▽

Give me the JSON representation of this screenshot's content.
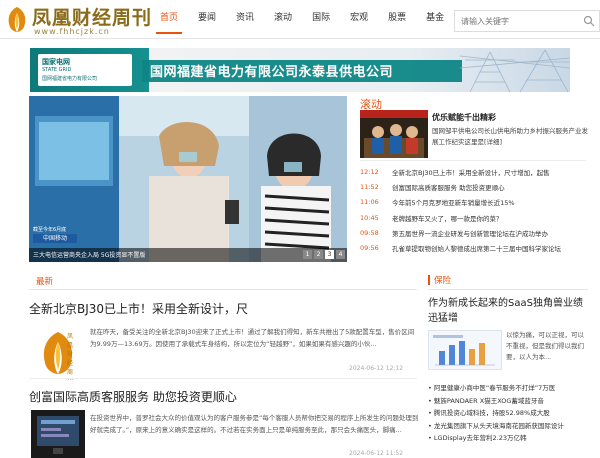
{
  "site": {
    "logo_text": "凤凰财经周刊",
    "logo_url": "www.fhhcjzk.cn"
  },
  "nav": {
    "items": [
      "首页",
      "要闻",
      "资讯",
      "滚动",
      "国际",
      "宏观",
      "股票",
      "基金"
    ],
    "active_index": 0
  },
  "search": {
    "placeholder": "请输入关键字"
  },
  "banner": {
    "logo_line1": "国家电网",
    "logo_line2": "STATE GRID",
    "logo_line3": "国网福建省电力有限公司",
    "title": "国网福建省电力有限公司永泰县供电公司"
  },
  "slider": {
    "caption": "三大电信运营商央企入局 5G投资显不置版",
    "badge_small": "截至今年6月底",
    "badge": "中国移动",
    "pages": [
      "1",
      "2",
      "3",
      "4"
    ],
    "active_page": "3"
  },
  "rolling": {
    "header": "滚动",
    "featured": {
      "title": "优乐赋能千出精彩",
      "desc": "国网邹平供电公司长山供电所助力乡村振兴服务产业发展工作纪实这里是[详细]"
    },
    "items": [
      {
        "time": "12:12",
        "text": "全新北京BJ30已上市！采用全新设计，尺寸增加，起售"
      },
      {
        "time": "11:52",
        "text": "创富国际高质客服服务 助您投资更顺心"
      },
      {
        "time": "11:06",
        "text": "今年前5个月克罗地亚新车销量增长近15%"
      },
      {
        "time": "10:45",
        "text": "老牌越野车又火了，哪一款是你的菜？"
      },
      {
        "time": "09:58",
        "text": "第五届世界一流企业研发与创新管理论坛在沪成功举办"
      },
      {
        "time": "09:56",
        "text": "孔雀草提取物创始人黎德成出席第二十三届中国科学家论坛"
      }
    ]
  },
  "latest": {
    "header": "最新",
    "articles": [
      {
        "title": "全新北京BJ30已上市！采用全新设计，尺",
        "thumb_text": "凤凰财经周刊",
        "body": "就在昨天，备受关注的全新北京BJ30迎来了正式上市！通过了解我们得知，新车共推出了5款配置车型，售价区间为9.99万—13.69万。因使用了承载式车身结构，所以定位为“轻越野”，如果如果有感兴趣的小伙...",
        "time": "2024-06-12 12:12"
      },
      {
        "title": "创富国际高质客服服务 助您投资更顺心",
        "body": "在投资世界中，普罗社会大众的价值观认为的客户服务参是“每个客服人员帮你把交易的程序上所发生的问题处理到好就完成了。”，原来上的意义确实是这样的。不过若在实务面上只是单纯服务至此，那只会头痛医头，脚痛...",
        "time": "2024-06-12 11:52"
      }
    ]
  },
  "insurance": {
    "header": "保险",
    "title": "作为新成长起来的SaaS独角兽业绩迅猛增",
    "desc": "以惊为痛，可以正视，可以不重视，但是我们得以我们要，以人为本...",
    "items": [
      "阿里健康小商中医“春节服务不打烊”7万医",
      "魅族PANDAER X猫王XOG蓄域蓝牙音",
      "腾讯投资心域科技，持股52.98%成大股",
      "龙光集团旗下从头天境海南花园新获国际设计",
      "LGDisplay去年营利2.23万亿韩"
    ]
  },
  "colors": {
    "accent": "#e8520f",
    "brand_gold": "#8a6b1a",
    "grid_teal": "#0e8686"
  }
}
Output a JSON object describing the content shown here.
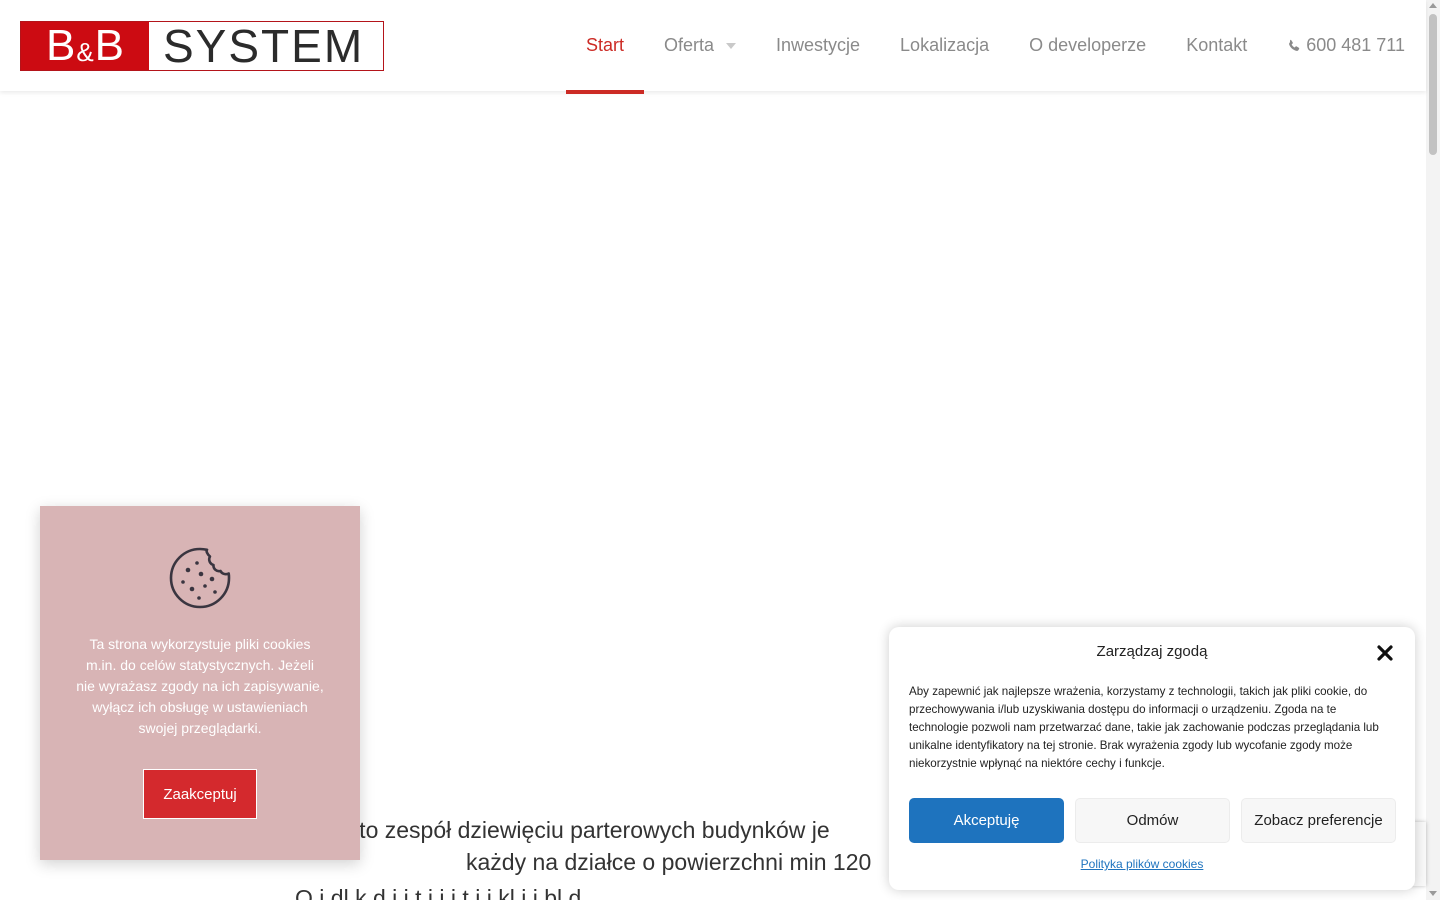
{
  "logo": {
    "left_text": "B&B",
    "left_b1": "B",
    "left_amp": "&",
    "left_b2": "B",
    "right_text": "SYSTEM"
  },
  "nav": {
    "items": [
      {
        "label": "Start",
        "active": true
      },
      {
        "label": "Oferta",
        "has_dropdown": true
      },
      {
        "label": "Inwestycje"
      },
      {
        "label": "Lokalizacja"
      },
      {
        "label": "O developerze"
      },
      {
        "label": "Kontakt"
      }
    ],
    "phone": "600 481 711"
  },
  "intro": {
    "line1": "e to  zespół dziewięciu parterowych budynków je",
    "line2": "każdy na działce o powierzchni min 120",
    "line3": "O i dl  k d  i  i  t  i  i  i  t  i  i kl i i  bl d"
  },
  "cookie_card": {
    "text": "Ta strona wykorzystuje pliki cookies m.in. do celów statystycznych. Jeżeli nie wyrażasz zgody na ich zapisywanie, wyłącz ich obsługę w ustawieniach swojej przeglądarki.",
    "button": "Zaakceptuj"
  },
  "consent": {
    "title": "Zarządzaj zgodą",
    "text": "Aby zapewnić jak najlepsze wrażenia, korzystamy z technologii, takich jak pliki cookie, do przechowywania i/lub uzyskiwania dostępu do informacji o urządzeniu. Zgoda na te technologie pozwoli nam przetwarzać dane, takie jak zachowanie podczas przeglądania lub unikalne identyfikatory na tej stronie. Brak wyrażenia zgody lub wycofanie zgody może niekorzystnie wpłynąć na niektóre cechy i funkcje.",
    "accept": "Akceptuję",
    "deny": "Odmów",
    "preferences": "Zobacz preferencje",
    "policy_link": "Polityka plików cookies"
  },
  "colors": {
    "brand_red": "#cc0b12",
    "nav_active": "#cc2b25",
    "accept_blue": "#1e73be",
    "cookie_card_bg": "#d8b4b5"
  },
  "icons": {
    "phone": "phone-icon",
    "cookie": "cookie-icon",
    "close": "close-icon",
    "dropdown": "chevron-down-icon"
  }
}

△

### Task objective
Report the number of lines in the entries above that include the string "title". Give nothing but the number.

### Result
6